* Exercise aim
Show every line in the entries below where the word "区间成交量" appears.

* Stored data

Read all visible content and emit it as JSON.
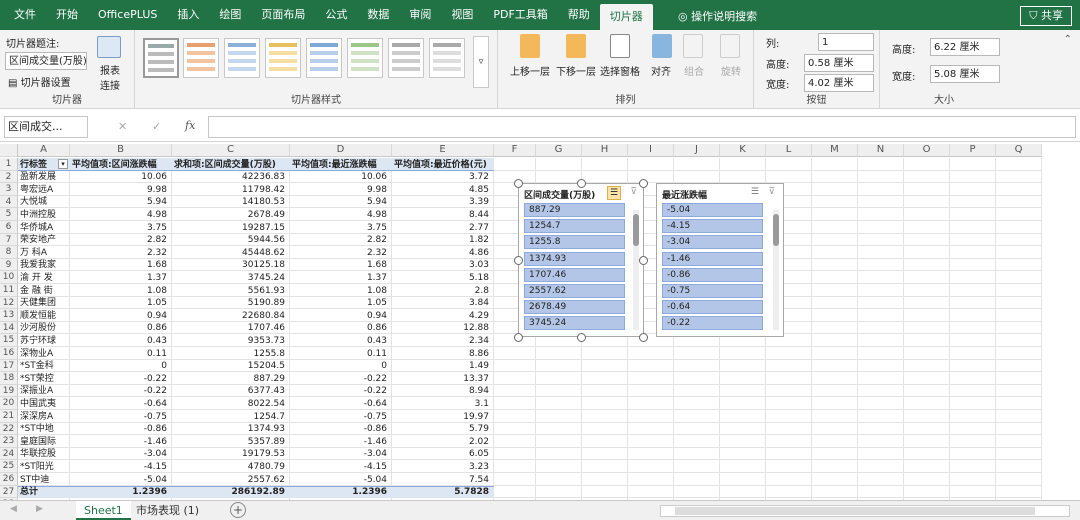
{
  "menu_tabs": [
    "文件",
    "开始",
    "OfficePLUS",
    "插入",
    "绘图",
    "页面布局",
    "公式",
    "数据",
    "审阅",
    "视图",
    "PDF工具箱",
    "帮助",
    "切片器"
  ],
  "active_tab": "切片器",
  "search_label": "操作说明搜索",
  "share_label": "共享",
  "ribbon": {
    "slicer_caption_label": "切片器题注:",
    "slicer_caption_value": "区间成交量(万股)",
    "slicer_settings": "切片器设置",
    "report_connections": "报表连接",
    "group_slicer": "切片器",
    "group_styles": "切片器样式",
    "move_up": "上移一层",
    "move_down": "下移一层",
    "selection_pane": "选择窗格",
    "align": "对齐",
    "group_btn": "组合",
    "rotate": "旋转",
    "group_arrange": "排列",
    "columns_label": "列:",
    "columns_value": "1",
    "btn_height_label": "高度:",
    "btn_height_value": "0.58 厘米",
    "btn_width_label": "宽度:",
    "btn_width_value": "4.02 厘米",
    "group_buttons": "按钮",
    "height_label": "高度:",
    "height_value": "6.22 厘米",
    "width_label": "宽度:",
    "width_value": "5.08 厘米",
    "group_size": "大小"
  },
  "name_box": "区间成交...",
  "fx_label": "fx",
  "columns": [
    "A",
    "B",
    "C",
    "D",
    "E",
    "F",
    "G",
    "H",
    "I",
    "J",
    "K",
    "L",
    "M",
    "N",
    "O",
    "P",
    "Q"
  ],
  "table": {
    "headers": [
      "行标签",
      "平均值项:区间涨跌幅",
      "求和项:区间成交量(万股)",
      "平均值项:最近涨跌幅",
      "平均值项:最近价格(元)"
    ],
    "rows": [
      [
        "盈新发展",
        "10.06",
        "42236.83",
        "10.06",
        "3.72"
      ],
      [
        "粤宏远A",
        "9.98",
        "11798.42",
        "9.98",
        "4.85"
      ],
      [
        "大悦城",
        "5.94",
        "14180.53",
        "5.94",
        "3.39"
      ],
      [
        "中洲控股",
        "4.98",
        "2678.49",
        "4.98",
        "8.44"
      ],
      [
        "华侨城A",
        "3.75",
        "19287.15",
        "3.75",
        "2.77"
      ],
      [
        "荣安地产",
        "2.82",
        "5944.56",
        "2.82",
        "1.82"
      ],
      [
        "万 科A",
        "2.32",
        "45448.62",
        "2.32",
        "4.86"
      ],
      [
        "我爱我家",
        "1.68",
        "30125.18",
        "1.68",
        "3.03"
      ],
      [
        "渝 开 发",
        "1.37",
        "3745.24",
        "1.37",
        "5.18"
      ],
      [
        "金 融 街",
        "1.08",
        "5561.93",
        "1.08",
        "2.8"
      ],
      [
        "天健集团",
        "1.05",
        "5190.89",
        "1.05",
        "3.84"
      ],
      [
        "顺发恒能",
        "0.94",
        "22680.84",
        "0.94",
        "4.29"
      ],
      [
        "沙河股份",
        "0.86",
        "1707.46",
        "0.86",
        "12.88"
      ],
      [
        "苏宁环球",
        "0.43",
        "9353.73",
        "0.43",
        "2.34"
      ],
      [
        "深物业A",
        "0.11",
        "1255.8",
        "0.11",
        "8.86"
      ],
      [
        "*ST金科",
        "0",
        "15204.5",
        "0",
        "1.49"
      ],
      [
        "*ST荣控",
        "-0.22",
        "887.29",
        "-0.22",
        "13.37"
      ],
      [
        "深振业A",
        "-0.22",
        "6377.43",
        "-0.22",
        "8.94"
      ],
      [
        "中国武夷",
        "-0.64",
        "8022.54",
        "-0.64",
        "3.1"
      ],
      [
        "深深房A",
        "-0.75",
        "1254.7",
        "-0.75",
        "19.97"
      ],
      [
        "*ST中地",
        "-0.86",
        "1374.93",
        "-0.86",
        "5.79"
      ],
      [
        "皇庭国际",
        "-1.46",
        "5357.89",
        "-1.46",
        "2.02"
      ],
      [
        "华联控股",
        "-3.04",
        "19179.53",
        "-3.04",
        "6.05"
      ],
      [
        "*ST阳光",
        "-4.15",
        "4780.79",
        "-4.15",
        "3.23"
      ],
      [
        "ST中迪",
        "-5.04",
        "2557.62",
        "-5.04",
        "7.54"
      ]
    ],
    "total": [
      "总计",
      "1.2396",
      "286192.89",
      "1.2396",
      "5.7828"
    ]
  },
  "slicer1": {
    "title": "区间成交量(万股)",
    "items": [
      "887.29",
      "1254.7",
      "1255.8",
      "1374.93",
      "1707.46",
      "2557.62",
      "2678.49",
      "3745.24"
    ]
  },
  "slicer2": {
    "title": "最近涨跌幅",
    "items": [
      "-5.04",
      "-4.15",
      "-3.04",
      "-1.46",
      "-0.86",
      "-0.75",
      "-0.64",
      "-0.22"
    ]
  },
  "sheet_tabs": [
    "Sheet1",
    "市场表现 (1)"
  ],
  "accent": "#217346"
}
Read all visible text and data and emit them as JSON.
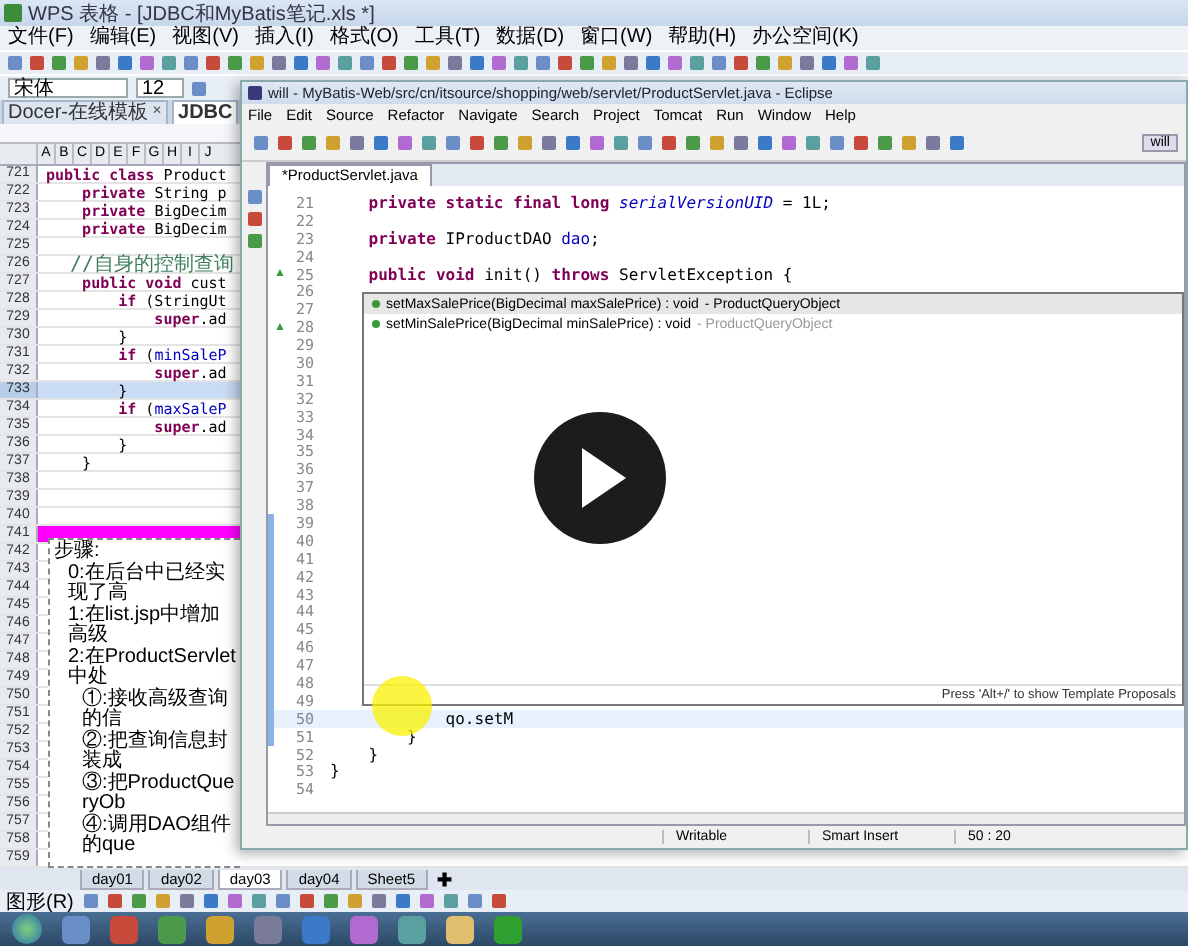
{
  "wps": {
    "title": "WPS 表格 - [JDBC和MyBatis笔记.xls *]",
    "menu": [
      "文件(F)",
      "编辑(E)",
      "视图(V)",
      "插入(I)",
      "格式(O)",
      "工具(T)",
      "数据(D)",
      "窗口(W)",
      "帮助(H)",
      "办公空间(K)"
    ],
    "font": "宋体",
    "font_size": "12",
    "doc_tabs": [
      {
        "label": "Docer-在线模板",
        "selected": false,
        "close": "✕"
      },
      {
        "label": "JDBC",
        "selected": true
      }
    ],
    "columns": [
      "A",
      "B",
      "C",
      "D",
      "E",
      "F",
      "G",
      "H",
      "I",
      "J"
    ],
    "rows": [
      {
        "number": "721",
        "selected": false,
        "tokens": [
          {
            "kind": "keyword",
            "text": "public class "
          },
          {
            "kind": "text",
            "text": "Product"
          }
        ]
      },
      {
        "number": "722",
        "selected": false,
        "tokens": [
          {
            "kind": "keyword",
            "text": "    private "
          },
          {
            "kind": "text",
            "text": "String p"
          }
        ]
      },
      {
        "number": "723",
        "selected": false,
        "tokens": [
          {
            "kind": "keyword",
            "text": "    private "
          },
          {
            "kind": "text",
            "text": "BigDecim"
          }
        ]
      },
      {
        "number": "724",
        "selected": false,
        "tokens": [
          {
            "kind": "keyword",
            "text": "    private "
          },
          {
            "kind": "text",
            "text": "BigDecim"
          }
        ]
      },
      {
        "number": "725",
        "selected": false
      },
      {
        "number": "726",
        "selected": false,
        "tokens": [
          {
            "kind": "comment",
            "text": "  //自身的控制查询"
          }
        ]
      },
      {
        "number": "727",
        "selected": false,
        "tokens": [
          {
            "kind": "keyword",
            "text": "    public void "
          },
          {
            "kind": "text",
            "text": "cust"
          }
        ]
      },
      {
        "number": "728",
        "selected": false,
        "tokens": [
          {
            "kind": "keyword",
            "text": "        if "
          },
          {
            "kind": "text",
            "text": "(StringUt"
          }
        ]
      },
      {
        "number": "729",
        "selected": false,
        "tokens": [
          {
            "kind": "keyword",
            "text": "            super"
          },
          {
            "kind": "text",
            "text": ".ad"
          }
        ]
      },
      {
        "number": "730",
        "selected": false,
        "tokens": [
          {
            "kind": "text",
            "text": "        }"
          }
        ]
      },
      {
        "number": "731",
        "selected": false,
        "tokens": [
          {
            "kind": "keyword",
            "text": "        if "
          },
          {
            "kind": "text",
            "text": "("
          },
          {
            "kind": "field",
            "text": "minSaleP"
          }
        ]
      },
      {
        "number": "732",
        "selected": false,
        "tokens": [
          {
            "kind": "keyword",
            "text": "            super"
          },
          {
            "kind": "text",
            "text": ".ad"
          }
        ]
      },
      {
        "number": "733",
        "selected": true,
        "tokens": [
          {
            "kind": "text",
            "text": "        }"
          }
        ]
      },
      {
        "number": "734",
        "selected": false,
        "tokens": [
          {
            "kind": "keyword",
            "text": "        if "
          },
          {
            "kind": "text",
            "text": "("
          },
          {
            "kind": "field",
            "text": "maxSaleP"
          }
        ]
      },
      {
        "number": "735",
        "selected": false,
        "tokens": [
          {
            "kind": "keyword",
            "text": "            super"
          },
          {
            "kind": "text",
            "text": ".ad"
          }
        ]
      },
      {
        "number": "736",
        "selected": false,
        "tokens": [
          {
            "kind": "text",
            "text": "        }"
          }
        ]
      },
      {
        "number": "737",
        "selected": false,
        "tokens": [
          {
            "kind": "text",
            "text": "    }"
          }
        ]
      },
      {
        "number": "738",
        "selected": false
      },
      {
        "number": "739",
        "selected": false
      },
      {
        "number": "740",
        "selected": false
      },
      {
        "number": "741",
        "selected": false,
        "color": "#ff00ff"
      },
      {
        "number": "742",
        "selected": false
      },
      {
        "number": "743",
        "selected": false
      },
      {
        "number": "744",
        "selected": false
      },
      {
        "number": "745",
        "selected": false
      },
      {
        "number": "746",
        "selected": false
      },
      {
        "number": "747",
        "selected": false
      },
      {
        "number": "748",
        "selected": false
      },
      {
        "number": "749",
        "selected": false
      },
      {
        "number": "750",
        "selected": false
      },
      {
        "number": "751",
        "selected": false
      },
      {
        "number": "752",
        "selected": false
      },
      {
        "number": "753",
        "selected": false
      },
      {
        "number": "754",
        "selected": false
      },
      {
        "number": "755",
        "selected": false
      },
      {
        "number": "756",
        "selected": false
      },
      {
        "number": "757",
        "selected": false
      },
      {
        "number": "758",
        "selected": false
      },
      {
        "number": "759",
        "selected": false
      }
    ],
    "text_box": {
      "title": "步骤:",
      "children": [
        {
          "text": "0:在后台中已经实现了高"
        },
        {
          "text": "1:在list.jsp中增加高级"
        },
        {
          "text": "2:在ProductServlet中处",
          "children": [
            {
              "text": "①:接收高级查询的信"
            },
            {
              "text": "②:把查询信息封装成"
            },
            {
              "text": "③:把ProductQueryOb"
            },
            {
              "text": "④:调用DAO组件的que"
            }
          ]
        }
      ]
    },
    "sheet_tabs": [
      {
        "label": "day01",
        "selected": false
      },
      {
        "label": "day02",
        "selected": false
      },
      {
        "label": "day03",
        "selected": true
      },
      {
        "label": "day04",
        "selected": false
      },
      {
        "label": "Sheet5",
        "selected": false
      }
    ],
    "add_tab": "✚",
    "drawing_menu": "图形(R)"
  },
  "eclipse": {
    "title": "will - MyBatis-Web/src/cn/itsource/shopping/web/servlet/ProductServlet.java - Eclipse",
    "menu": [
      "File",
      "Edit",
      "Source",
      "Refactor",
      "Navigate",
      "Search",
      "Project",
      "Tomcat",
      "Run",
      "Window",
      "Help"
    ],
    "perspective": "will",
    "editor_tab": "*ProductServlet.java",
    "lines": [
      {
        "number": "21",
        "current": false,
        "range": false,
        "tokens": [
          {
            "kind": "keyword",
            "text": "    private static final long "
          },
          {
            "kind": "constant",
            "text": "serialVersionUID"
          },
          {
            "kind": "text",
            "text": " = 1L;"
          }
        ]
      },
      {
        "number": "22",
        "current": false,
        "range": false
      },
      {
        "number": "23",
        "current": false,
        "range": false,
        "tokens": [
          {
            "kind": "keyword",
            "text": "    private "
          },
          {
            "kind": "text",
            "text": "IProductDAO "
          },
          {
            "kind": "field",
            "text": "dao"
          },
          {
            "kind": "text",
            "text": ";"
          }
        ]
      },
      {
        "number": "24",
        "current": false,
        "range": false
      },
      {
        "number": "25",
        "current": false,
        "range": false,
        "marker": "▲",
        "tokens": [
          {
            "kind": "keyword",
            "text": "    public void "
          },
          {
            "kind": "text",
            "text": "init() "
          },
          {
            "kind": "keyword",
            "text": "throws "
          },
          {
            "kind": "text",
            "text": "ServletException {"
          }
        ]
      },
      {
        "number": "26",
        "current": false,
        "range": false
      },
      {
        "number": "27",
        "current": false,
        "range": false
      },
      {
        "number": "28",
        "current": false,
        "range": false,
        "marker": "▲"
      },
      {
        "number": "29",
        "current": false,
        "range": false
      },
      {
        "number": "30",
        "current": false,
        "range": false
      },
      {
        "number": "31",
        "current": false,
        "range": false
      },
      {
        "number": "32",
        "current": false,
        "range": false
      },
      {
        "number": "33",
        "current": false,
        "range": false
      },
      {
        "number": "34",
        "current": false,
        "range": false
      },
      {
        "number": "35",
        "current": false,
        "range": false
      },
      {
        "number": "36",
        "current": false,
        "range": false
      },
      {
        "number": "37",
        "current": false,
        "range": false
      },
      {
        "number": "38",
        "current": false,
        "range": false
      },
      {
        "number": "39",
        "current": false,
        "range": true
      },
      {
        "number": "40",
        "current": false,
        "range": true
      },
      {
        "number": "41",
        "current": false,
        "range": true
      },
      {
        "number": "42",
        "current": false,
        "range": true
      },
      {
        "number": "43",
        "current": false,
        "range": true
      },
      {
        "number": "44",
        "current": false,
        "range": true
      },
      {
        "number": "45",
        "current": false,
        "range": true
      },
      {
        "number": "46",
        "current": false,
        "range": true
      },
      {
        "number": "47",
        "current": false,
        "range": true
      },
      {
        "number": "48",
        "current": false,
        "range": true
      },
      {
        "number": "49",
        "current": false,
        "range": true
      },
      {
        "number": "50",
        "current": true,
        "range": true,
        "tokens": [
          {
            "kind": "text",
            "text": "            qo.setM"
          }
        ]
      },
      {
        "number": "51",
        "current": false,
        "range": true,
        "tokens": [
          {
            "kind": "text",
            "text": "        }"
          }
        ]
      },
      {
        "number": "52",
        "current": false,
        "range": false,
        "tokens": [
          {
            "kind": "text",
            "text": "    }"
          }
        ]
      },
      {
        "number": "53",
        "current": false,
        "range": false,
        "tokens": [
          {
            "kind": "text",
            "text": "}"
          }
        ]
      },
      {
        "number": "54",
        "current": false,
        "range": false
      }
    ],
    "proposals": {
      "items": [
        {
          "signature": "setMaxSalePrice(BigDecimal maxSalePrice) : void",
          "owner": " - ProductQueryObject",
          "selected": true
        },
        {
          "signature": "setMinSalePrice(BigDecimal minSalePrice) : void",
          "owner": " - ProductQueryObject",
          "selected": false
        }
      ],
      "hint": "Press 'Alt+/' to show Template Proposals"
    },
    "status": [
      "Writable",
      "Smart Insert",
      "50 : 20"
    ]
  }
}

* Output of the task
    "slicer_caption_value": "区间成交量(万股)",
      "求和项:区间成交量(万股)",
    "title": "区间成交量(万股)",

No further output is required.